In the data below, locate each line with the word "cabang" and list it.

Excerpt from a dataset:
□ □ □

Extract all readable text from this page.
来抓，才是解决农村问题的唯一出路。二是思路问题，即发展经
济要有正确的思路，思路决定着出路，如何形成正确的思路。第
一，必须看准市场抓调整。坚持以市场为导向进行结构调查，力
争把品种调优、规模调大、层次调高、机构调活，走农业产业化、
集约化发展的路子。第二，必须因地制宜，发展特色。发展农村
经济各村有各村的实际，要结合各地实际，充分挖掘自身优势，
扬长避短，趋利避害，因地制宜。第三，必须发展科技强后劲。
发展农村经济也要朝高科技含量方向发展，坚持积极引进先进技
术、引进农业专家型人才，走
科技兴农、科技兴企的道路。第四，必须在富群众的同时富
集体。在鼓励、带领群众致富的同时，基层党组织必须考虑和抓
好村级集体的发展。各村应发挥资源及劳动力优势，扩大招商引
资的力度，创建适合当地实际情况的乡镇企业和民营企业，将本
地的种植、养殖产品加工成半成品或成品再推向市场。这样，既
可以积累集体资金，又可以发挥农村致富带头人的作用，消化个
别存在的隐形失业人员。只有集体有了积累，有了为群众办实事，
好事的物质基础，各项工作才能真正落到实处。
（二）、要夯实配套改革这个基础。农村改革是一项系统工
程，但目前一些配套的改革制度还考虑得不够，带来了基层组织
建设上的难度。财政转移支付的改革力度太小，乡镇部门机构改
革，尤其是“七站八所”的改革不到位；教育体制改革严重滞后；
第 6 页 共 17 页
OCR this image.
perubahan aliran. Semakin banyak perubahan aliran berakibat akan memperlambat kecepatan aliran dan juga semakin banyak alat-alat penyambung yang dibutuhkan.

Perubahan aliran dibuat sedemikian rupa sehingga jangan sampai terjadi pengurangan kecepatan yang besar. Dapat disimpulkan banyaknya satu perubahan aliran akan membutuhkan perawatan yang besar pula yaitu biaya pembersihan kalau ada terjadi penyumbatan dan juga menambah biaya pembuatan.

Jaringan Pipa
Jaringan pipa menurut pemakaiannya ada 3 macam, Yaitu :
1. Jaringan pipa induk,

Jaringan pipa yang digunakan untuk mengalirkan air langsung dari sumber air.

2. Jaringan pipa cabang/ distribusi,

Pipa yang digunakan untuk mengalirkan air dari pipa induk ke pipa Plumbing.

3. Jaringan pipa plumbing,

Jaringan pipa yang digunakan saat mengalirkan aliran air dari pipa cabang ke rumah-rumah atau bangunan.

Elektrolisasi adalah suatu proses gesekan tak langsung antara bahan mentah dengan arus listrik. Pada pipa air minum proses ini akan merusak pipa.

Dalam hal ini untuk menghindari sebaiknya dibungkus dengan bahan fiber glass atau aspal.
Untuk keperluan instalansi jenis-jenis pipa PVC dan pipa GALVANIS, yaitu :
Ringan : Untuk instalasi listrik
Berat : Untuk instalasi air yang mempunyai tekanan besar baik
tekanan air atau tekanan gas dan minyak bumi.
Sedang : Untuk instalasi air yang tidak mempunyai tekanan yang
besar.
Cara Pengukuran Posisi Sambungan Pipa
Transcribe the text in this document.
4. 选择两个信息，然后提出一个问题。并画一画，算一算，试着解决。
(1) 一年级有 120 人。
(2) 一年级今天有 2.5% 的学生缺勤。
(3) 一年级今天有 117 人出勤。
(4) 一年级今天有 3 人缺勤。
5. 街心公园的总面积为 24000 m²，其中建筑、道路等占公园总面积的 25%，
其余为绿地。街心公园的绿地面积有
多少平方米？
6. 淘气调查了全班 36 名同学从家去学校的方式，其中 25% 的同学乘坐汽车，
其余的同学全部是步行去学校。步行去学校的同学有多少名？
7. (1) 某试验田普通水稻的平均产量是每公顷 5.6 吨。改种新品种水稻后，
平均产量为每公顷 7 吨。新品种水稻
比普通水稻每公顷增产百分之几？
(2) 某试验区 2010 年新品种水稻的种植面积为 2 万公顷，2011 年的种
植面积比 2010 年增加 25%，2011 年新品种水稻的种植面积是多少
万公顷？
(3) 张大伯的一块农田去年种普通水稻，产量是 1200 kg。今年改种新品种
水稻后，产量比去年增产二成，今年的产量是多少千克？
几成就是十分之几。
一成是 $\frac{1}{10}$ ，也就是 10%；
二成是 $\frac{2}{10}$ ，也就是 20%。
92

□ □ □

* **SOLUTION FOR THIS EXERCISE**:
2. Jaringan pipa cabang/ distribusi,
Jaringan pipa yang digunakan saat mengalirkan aliran air dari pipa cabang ke rumah-rumah atau bangunan.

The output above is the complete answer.